[EXERCISE] Every entry here needs to be repeated exactly.

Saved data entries

● ● ● ●

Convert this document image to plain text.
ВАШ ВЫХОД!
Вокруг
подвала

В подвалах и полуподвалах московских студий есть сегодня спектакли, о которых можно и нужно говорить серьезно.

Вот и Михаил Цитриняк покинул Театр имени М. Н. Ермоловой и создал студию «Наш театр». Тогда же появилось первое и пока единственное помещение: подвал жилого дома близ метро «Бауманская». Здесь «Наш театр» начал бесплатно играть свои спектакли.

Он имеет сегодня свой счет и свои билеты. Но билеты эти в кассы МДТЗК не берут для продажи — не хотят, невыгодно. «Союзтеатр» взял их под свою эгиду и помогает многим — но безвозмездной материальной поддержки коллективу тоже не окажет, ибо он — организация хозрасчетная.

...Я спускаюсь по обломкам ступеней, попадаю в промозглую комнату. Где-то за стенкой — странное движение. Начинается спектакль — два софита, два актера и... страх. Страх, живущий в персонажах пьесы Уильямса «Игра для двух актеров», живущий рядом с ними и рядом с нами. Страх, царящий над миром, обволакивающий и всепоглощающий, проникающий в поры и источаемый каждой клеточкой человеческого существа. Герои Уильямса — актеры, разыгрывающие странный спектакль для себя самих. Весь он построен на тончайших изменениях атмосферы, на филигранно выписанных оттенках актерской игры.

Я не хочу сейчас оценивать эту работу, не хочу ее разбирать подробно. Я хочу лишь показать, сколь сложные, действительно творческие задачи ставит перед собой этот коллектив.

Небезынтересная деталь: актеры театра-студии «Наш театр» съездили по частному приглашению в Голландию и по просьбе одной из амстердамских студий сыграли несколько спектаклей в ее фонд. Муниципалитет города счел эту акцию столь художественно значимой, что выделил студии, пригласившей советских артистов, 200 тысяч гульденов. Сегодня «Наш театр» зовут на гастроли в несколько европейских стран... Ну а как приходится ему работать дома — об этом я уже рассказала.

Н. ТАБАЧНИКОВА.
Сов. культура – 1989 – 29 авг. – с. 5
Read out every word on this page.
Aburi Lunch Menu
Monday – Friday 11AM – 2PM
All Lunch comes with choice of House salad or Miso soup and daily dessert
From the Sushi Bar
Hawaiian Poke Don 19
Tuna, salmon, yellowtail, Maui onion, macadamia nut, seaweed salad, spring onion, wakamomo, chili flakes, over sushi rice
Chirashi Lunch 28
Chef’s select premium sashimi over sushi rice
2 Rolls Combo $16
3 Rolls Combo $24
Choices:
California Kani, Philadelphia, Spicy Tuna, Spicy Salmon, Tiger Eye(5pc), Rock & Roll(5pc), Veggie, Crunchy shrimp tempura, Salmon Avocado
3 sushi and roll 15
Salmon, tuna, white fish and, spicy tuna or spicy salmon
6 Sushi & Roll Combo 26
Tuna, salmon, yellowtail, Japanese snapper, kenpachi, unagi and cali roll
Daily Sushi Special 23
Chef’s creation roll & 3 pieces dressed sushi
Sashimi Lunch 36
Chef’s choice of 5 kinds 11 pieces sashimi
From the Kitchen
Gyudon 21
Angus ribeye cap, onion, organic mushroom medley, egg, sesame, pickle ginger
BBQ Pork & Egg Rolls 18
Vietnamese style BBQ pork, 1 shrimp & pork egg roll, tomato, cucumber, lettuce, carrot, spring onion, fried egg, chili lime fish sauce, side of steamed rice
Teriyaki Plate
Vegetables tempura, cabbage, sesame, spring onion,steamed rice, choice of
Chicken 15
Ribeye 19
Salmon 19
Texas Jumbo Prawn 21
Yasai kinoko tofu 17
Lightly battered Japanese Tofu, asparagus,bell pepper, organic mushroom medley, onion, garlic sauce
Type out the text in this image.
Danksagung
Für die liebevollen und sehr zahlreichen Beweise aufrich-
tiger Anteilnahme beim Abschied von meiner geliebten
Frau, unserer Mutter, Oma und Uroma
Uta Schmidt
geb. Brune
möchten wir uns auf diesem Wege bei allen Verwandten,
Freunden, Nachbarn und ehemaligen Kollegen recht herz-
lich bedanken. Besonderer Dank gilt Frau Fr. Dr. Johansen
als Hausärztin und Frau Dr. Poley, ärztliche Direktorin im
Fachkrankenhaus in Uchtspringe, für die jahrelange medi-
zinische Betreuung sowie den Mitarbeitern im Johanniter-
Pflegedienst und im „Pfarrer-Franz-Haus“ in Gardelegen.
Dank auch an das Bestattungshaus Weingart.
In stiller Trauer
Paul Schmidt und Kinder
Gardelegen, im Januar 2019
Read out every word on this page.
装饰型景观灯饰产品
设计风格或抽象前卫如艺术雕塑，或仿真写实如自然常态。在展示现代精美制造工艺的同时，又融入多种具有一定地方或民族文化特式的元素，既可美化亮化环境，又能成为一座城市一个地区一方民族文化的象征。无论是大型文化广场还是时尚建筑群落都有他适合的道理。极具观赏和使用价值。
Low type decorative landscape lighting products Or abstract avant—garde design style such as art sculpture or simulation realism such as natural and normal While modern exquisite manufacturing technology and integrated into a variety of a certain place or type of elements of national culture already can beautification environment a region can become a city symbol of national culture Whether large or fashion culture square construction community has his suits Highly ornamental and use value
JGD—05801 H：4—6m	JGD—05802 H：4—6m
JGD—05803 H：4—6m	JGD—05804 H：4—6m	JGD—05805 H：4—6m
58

● ● ● ●

[SOLUTION TO THE PROBLEM]
Convert this document image to plain text.
ВАШ ВЫХОД!
Вокруг
подвала

В подвалах и полуподвалах московских студий есть сегодня спектакли, о которых можно и нужно говорить серьезно.

Вот и Михаил Цитриняк покинул Театр имени М. Н. Ермоловой и создал студию «Наш театр». Тогда же появилось первое и пока единственное помещение: подвал жилого дома близ метро «Бауманская». Здесь «Наш театр» начал бесплатно играть свои спектакли.

Он имеет сегодня свой счет и свои билеты. Но билеты эти в кассы МДТЗК не берут для продажи — не хотят, невыгодно. «Союзтеатр» взял их под свою эгиду и помогает многим — но безвозмездной материальной поддержки коллективу тоже не окажет, ибо он — организация хозрасчетная.

...Я спускаюсь по обломкам ступеней, попадаю в промозглую комнату. Где-то за стенкой — странное движение. Начинается спектакль — два софита, два актера и... страх. Страх, живущий в персонажах пьесы Уильямса «Игра для двух актеров», живущий рядом с ними и рядом с нами. Страх, царящий над миром, обволакивающий и всепоглощающий, проникающий в поры и источаемый каждой клеточкой человеческого существа. Герои Уильямса — актеры, разыгрывающие странный спектакль для себя самих. Весь он построен на тончайших изменениях атмосферы, на филигранно выписанных оттенках актерской игры.

Я не хочу сейчас оценивать эту работу, не хочу ее разбирать подробно. Я хочу лишь показать, сколь сложные, действительно творческие задачи ставит перед собой этот коллектив.

Небезынтересная деталь: актеры театра-студии «Наш театр» съездили по частному приглашению в Голландию и по просьбе одной из амстердамских студий сыграли несколько спектаклей в ее фонд. Муниципалитет города счел эту акцию столь художественно значимой, что выделил студии, пригласившей советских артистов, 200 тысяч гульденов. Сегодня «Наш театр» зовут на гастроли в несколько европейских стран... Ну а как приходится ему работать дома — об этом я уже рассказала.

Н. ТАБАЧНИКОВА.
Сов. культура – 1989 – 29 авг. – с. 5
Read out every word on this page.
Aburi Lunch Menu
Monday – Friday 11AM – 2PM
All Lunch comes with choice of House salad or Miso soup and daily dessert
From the Sushi Bar
Hawaiian Poke Don 19
Tuna, salmon, yellowtail, Maui onion, macadamia nut, seaweed salad, spring onion, wakamomo, chili flakes, over sushi rice
Chirashi Lunch 28
Chef’s select premium sashimi over sushi rice
2 Rolls Combo $16
3 Rolls Combo $24
Choices:
California Kani, Philadelphia, Spicy Tuna, Spicy Salmon, Tiger Eye(5pc), Rock & Roll(5pc), Veggie, Crunchy shrimp tempura, Salmon Avocado
3 sushi and roll 15
Salmon, tuna, white fish and, spicy tuna or spicy salmon
6 Sushi & Roll Combo 26
Tuna, salmon, yellowtail, Japanese snapper, kenpachi, unagi and cali roll
Daily Sushi Special 23
Chef’s creation roll & 3 pieces dressed sushi
Sashimi Lunch 36
Chef’s choice of 5 kinds 11 pieces sashimi
From the Kitchen
Gyudon 21
Angus ribeye cap, onion, organic mushroom medley, egg, sesame, pickle ginger
BBQ Pork & Egg Rolls 18
Vietnamese style BBQ pork, 1 shrimp & pork egg roll, tomato, cucumber, lettuce, carrot, spring onion, fried egg, chili lime fish sauce, side of steamed rice
Teriyaki Plate
Vegetables tempura, cabbage, sesame, spring onion,steamed rice, choice of
Chicken 15
Ribeye 19
Salmon 19
Texas Jumbo Prawn 21
Yasai kinoko tofu 17
Lightly battered Japanese Tofu, asparagus,bell pepper, organic mushroom medley, onion, garlic sauce
Type out the text in this image.
Danksagung
Für die liebevollen und sehr zahlreichen Beweise aufrich-
tiger Anteilnahme beim Abschied von meiner geliebten
Frau, unserer Mutter, Oma und Uroma
Uta Schmidt
geb. Brune
möchten wir uns auf diesem Wege bei allen Verwandten,
Freunden, Nachbarn und ehemaligen Kollegen recht herz-
lich bedanken. Besonderer Dank gilt Frau Fr. Dr. Johansen
als Hausärztin und Frau Dr. Poley, ärztliche Direktorin im
Fachkrankenhaus in Uchtspringe, für die jahrelange medi-
zinische Betreuung sowie den Mitarbeitern im Johanniter-
Pflegedienst und im „Pfarrer-Franz-Haus“ in Gardelegen.
Dank auch an das Bestattungshaus Weingart.
In stiller Trauer
Paul Schmidt und Kinder
Gardelegen, im Januar 2019
Read out every word on this page.
装饰型景观灯饰产品
设计风格或抽象前卫如艺术雕塑，或仿真写实如自然常态。在展示现代精美制造工艺的同时，又融入多种具有一定地方或民族文化特式的元素，既可美化亮化环境，又能成为一座城市一个地区一方民族文化的象征。无论是大型文化广场还是时尚建筑群落都有他适合的道理。极具观赏和使用价值。
Low type decorative landscape lighting products Or abstract avant—garde design style such as art sculpture or simulation realism such as natural and normal While modern exquisite manufacturing technology and integrated into a variety of a certain place or type of elements of national culture already can beautification environment a region can become a city symbol of national culture Whether large or fashion culture square construction community has his suits Highly ornamental and use value
JGD—05801 H：4—6m	JGD—05802 H：4—6m
JGD—05803 H：4—6m	JGD—05804 H：4—6m	JGD—05805 H：4—6m
58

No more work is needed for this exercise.